[Records from a collection]
************

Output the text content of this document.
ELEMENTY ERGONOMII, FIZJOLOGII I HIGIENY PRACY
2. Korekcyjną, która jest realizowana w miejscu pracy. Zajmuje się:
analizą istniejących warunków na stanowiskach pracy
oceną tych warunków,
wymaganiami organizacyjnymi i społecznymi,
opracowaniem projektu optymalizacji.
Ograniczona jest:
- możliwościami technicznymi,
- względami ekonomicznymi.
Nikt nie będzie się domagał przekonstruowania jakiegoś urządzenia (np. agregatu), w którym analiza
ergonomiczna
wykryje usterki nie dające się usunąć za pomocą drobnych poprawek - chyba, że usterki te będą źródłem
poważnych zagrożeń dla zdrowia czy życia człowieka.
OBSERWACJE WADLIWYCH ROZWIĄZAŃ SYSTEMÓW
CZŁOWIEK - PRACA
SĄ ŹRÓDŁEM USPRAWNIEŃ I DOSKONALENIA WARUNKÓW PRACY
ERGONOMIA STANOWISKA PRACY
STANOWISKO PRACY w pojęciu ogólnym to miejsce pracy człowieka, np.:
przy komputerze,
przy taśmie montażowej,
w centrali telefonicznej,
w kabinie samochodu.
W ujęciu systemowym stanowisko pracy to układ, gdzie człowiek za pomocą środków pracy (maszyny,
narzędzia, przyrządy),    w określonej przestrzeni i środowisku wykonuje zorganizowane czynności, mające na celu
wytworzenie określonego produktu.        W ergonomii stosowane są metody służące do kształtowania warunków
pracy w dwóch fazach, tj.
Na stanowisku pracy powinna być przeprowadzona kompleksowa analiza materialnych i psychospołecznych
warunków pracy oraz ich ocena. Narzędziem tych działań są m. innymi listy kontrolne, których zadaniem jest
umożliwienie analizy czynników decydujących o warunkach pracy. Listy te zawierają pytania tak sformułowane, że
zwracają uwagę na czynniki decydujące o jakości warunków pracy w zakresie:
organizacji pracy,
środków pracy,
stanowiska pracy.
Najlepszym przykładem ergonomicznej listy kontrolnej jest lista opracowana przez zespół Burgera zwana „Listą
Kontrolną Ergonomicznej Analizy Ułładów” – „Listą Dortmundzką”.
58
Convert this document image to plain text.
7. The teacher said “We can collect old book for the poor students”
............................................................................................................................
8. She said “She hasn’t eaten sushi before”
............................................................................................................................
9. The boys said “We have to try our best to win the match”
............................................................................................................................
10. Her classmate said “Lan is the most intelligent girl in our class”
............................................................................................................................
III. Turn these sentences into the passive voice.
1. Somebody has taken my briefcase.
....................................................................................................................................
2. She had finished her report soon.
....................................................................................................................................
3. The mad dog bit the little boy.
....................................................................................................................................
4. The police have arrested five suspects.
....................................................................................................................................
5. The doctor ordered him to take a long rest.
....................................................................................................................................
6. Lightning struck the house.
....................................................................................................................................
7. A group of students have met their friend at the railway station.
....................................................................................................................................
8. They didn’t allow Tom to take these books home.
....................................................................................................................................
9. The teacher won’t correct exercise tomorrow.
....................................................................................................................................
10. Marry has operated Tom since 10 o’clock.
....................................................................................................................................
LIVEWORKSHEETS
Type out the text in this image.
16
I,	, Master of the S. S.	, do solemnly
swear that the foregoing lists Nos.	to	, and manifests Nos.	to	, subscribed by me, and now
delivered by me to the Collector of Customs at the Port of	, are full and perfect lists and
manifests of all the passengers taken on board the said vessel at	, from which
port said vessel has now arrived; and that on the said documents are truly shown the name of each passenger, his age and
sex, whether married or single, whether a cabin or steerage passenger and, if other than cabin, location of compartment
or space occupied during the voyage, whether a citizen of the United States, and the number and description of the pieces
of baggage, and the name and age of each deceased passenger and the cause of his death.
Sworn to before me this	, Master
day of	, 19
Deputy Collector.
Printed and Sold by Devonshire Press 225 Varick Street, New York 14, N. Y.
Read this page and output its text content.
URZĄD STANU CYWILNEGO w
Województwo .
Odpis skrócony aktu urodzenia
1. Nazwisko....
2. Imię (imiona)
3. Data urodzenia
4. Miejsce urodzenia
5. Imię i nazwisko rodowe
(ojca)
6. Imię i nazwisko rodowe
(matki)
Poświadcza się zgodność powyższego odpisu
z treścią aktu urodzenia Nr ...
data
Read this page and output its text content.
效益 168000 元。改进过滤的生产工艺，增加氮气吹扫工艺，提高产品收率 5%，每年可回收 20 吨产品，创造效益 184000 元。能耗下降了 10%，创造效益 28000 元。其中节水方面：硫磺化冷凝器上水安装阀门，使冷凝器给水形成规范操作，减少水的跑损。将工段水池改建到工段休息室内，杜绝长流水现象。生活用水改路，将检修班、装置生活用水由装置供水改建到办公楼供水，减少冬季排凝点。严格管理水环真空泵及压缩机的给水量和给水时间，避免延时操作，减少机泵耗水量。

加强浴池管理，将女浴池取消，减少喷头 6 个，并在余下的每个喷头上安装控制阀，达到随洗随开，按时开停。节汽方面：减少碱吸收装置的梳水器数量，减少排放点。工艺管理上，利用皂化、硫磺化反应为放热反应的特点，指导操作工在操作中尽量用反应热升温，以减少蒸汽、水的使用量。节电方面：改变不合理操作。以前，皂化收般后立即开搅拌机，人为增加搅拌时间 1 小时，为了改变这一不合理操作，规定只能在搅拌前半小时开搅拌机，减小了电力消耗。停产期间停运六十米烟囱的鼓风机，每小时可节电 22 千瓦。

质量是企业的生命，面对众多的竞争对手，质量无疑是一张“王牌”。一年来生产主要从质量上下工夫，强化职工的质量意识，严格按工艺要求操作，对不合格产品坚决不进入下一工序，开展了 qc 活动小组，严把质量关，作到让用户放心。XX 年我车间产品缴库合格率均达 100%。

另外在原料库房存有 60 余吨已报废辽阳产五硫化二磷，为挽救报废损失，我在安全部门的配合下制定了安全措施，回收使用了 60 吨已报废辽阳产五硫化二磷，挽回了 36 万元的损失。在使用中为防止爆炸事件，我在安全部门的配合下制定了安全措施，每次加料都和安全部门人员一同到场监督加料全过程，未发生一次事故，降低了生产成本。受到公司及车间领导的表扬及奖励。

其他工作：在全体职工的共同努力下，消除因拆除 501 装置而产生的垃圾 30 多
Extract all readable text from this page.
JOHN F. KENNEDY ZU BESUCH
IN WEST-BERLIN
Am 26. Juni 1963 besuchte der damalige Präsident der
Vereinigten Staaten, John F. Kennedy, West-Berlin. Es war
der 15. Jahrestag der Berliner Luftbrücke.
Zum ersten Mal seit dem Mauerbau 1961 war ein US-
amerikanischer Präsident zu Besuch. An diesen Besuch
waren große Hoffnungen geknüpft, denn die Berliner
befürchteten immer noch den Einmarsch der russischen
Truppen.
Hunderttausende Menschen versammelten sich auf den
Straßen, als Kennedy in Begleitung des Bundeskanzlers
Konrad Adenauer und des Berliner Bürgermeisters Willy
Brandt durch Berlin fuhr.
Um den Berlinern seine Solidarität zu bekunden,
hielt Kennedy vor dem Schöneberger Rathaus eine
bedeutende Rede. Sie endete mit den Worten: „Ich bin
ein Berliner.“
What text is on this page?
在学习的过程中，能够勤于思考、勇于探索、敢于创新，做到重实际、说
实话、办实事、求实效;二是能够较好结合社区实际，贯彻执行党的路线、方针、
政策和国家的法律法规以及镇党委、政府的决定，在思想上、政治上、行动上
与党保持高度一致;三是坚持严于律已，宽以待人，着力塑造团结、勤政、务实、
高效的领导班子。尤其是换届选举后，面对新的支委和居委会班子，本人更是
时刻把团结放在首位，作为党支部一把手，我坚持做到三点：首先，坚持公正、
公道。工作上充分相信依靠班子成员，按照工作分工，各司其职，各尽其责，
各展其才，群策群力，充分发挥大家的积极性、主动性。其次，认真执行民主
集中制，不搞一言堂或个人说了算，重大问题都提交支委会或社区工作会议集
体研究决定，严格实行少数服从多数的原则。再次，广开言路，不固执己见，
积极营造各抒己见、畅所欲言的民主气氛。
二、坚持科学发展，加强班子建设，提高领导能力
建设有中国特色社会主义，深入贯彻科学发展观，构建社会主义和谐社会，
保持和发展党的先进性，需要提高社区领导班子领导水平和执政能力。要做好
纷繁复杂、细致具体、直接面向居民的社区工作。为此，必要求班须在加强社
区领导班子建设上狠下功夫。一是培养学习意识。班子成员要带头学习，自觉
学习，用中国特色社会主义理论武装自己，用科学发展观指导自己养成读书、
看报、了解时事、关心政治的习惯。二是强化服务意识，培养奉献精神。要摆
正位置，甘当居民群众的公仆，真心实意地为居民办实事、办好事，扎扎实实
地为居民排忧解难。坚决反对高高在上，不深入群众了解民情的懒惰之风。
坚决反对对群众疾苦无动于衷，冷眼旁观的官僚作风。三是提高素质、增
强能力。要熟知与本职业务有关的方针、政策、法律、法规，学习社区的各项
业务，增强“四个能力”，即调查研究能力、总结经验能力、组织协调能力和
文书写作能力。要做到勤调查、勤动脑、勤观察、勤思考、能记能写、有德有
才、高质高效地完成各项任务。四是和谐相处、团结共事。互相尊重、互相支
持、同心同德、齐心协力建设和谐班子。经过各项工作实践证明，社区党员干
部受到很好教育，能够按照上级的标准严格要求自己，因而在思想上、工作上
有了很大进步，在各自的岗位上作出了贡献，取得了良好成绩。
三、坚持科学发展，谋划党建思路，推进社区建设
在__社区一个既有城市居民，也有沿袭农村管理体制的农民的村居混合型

************

• AIM:
Copy every line above that holds the word "manifests".

• FULL ANSWER:
swear that the foregoing lists Nos.	to	, and manifests Nos.	to	, subscribed by me, and now
manifests of all the passengers taken on board the said vessel at	, from which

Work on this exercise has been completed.